**INFORMATION PROVIDED:**
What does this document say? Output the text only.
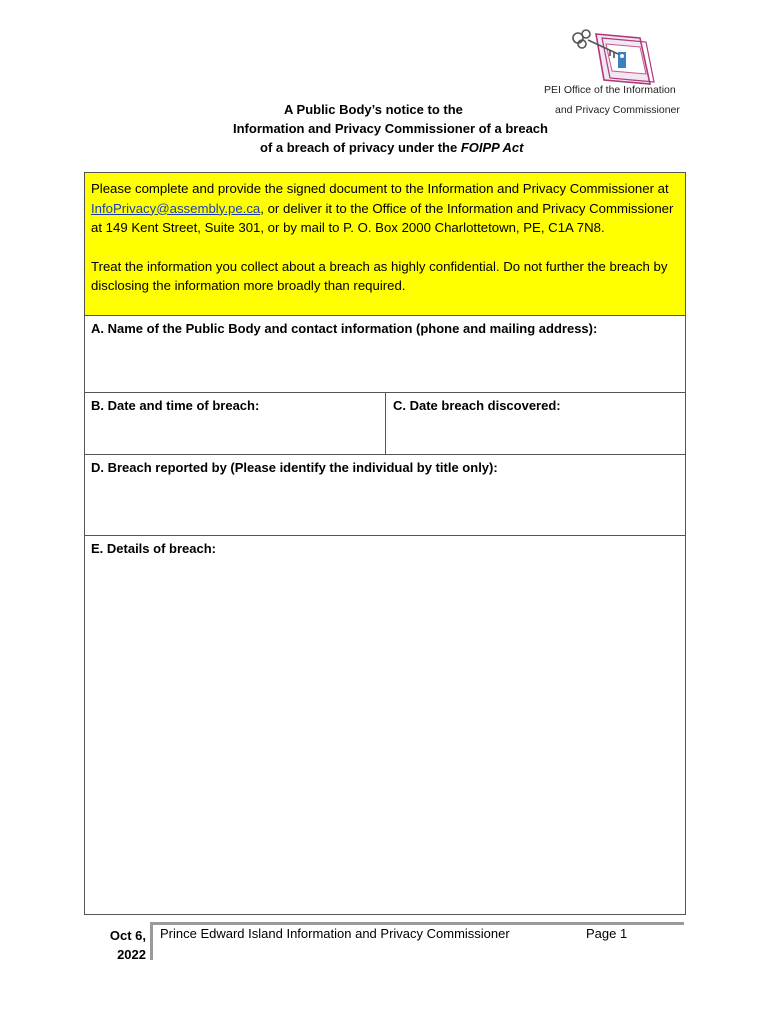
PEI Office of the Information
and Privacy Commissioner
A Public Body’s notice to the
Information and Privacy Commissioner of a breach
of a breach of privacy under the FOIPP Act

Please complete and provide the signed document to the Information and Privacy Commissioner at InfoPrivacy@assembly.pe.ca, or deliver it to the Office of the Information and Privacy Commissioner at 149 Kent Street, Suite 301, or by mail to P. O. Box 2000 Charlottetown, PE, C1A 7N8.

Treat the information you collect about a breach as highly confidential. Do not further the breach by disclosing the information more broadly than required.

A. Name of the Public Body and contact information (phone and mailing address):
B. Date and time of breach:	C. Date breach discovered:
D. Breach reported by (Please identify the individual by title only):
E. Details of breach:
Oct 6,
2022
Prince Edward Island Information and Privacy Commissioner	Page 1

**WRITTEN TASK:** Write out each line of the data exactly; the images should be left out.

**WRITTEN RESPONSE:**
What does this document say? Output the text only.
PEI Office of the Information
and Privacy Commissioner
A Public Body’s notice to the
Information and Privacy Commissioner of a breach
of a breach of privacy under the FOIPP Act

Please complete and provide the signed document to the Information and Privacy Commissioner at InfoPrivacy@assembly.pe.ca, or deliver it to the Office of the Information and Privacy Commissioner at 149 Kent Street, Suite 301, or by mail to P. O. Box 2000 Charlottetown, PE, C1A 7N8.

Treat the information you collect about a breach as highly confidential. Do not further the breach by disclosing the information more broadly than required.

A. Name of the Public Body and contact information (phone and mailing address):
B. Date and time of breach:	C. Date breach discovered:
D. Breach reported by (Please identify the individual by title only):
E. Details of breach:
Oct 6,
2022
Prince Edward Island Information and Privacy Commissioner	Page 1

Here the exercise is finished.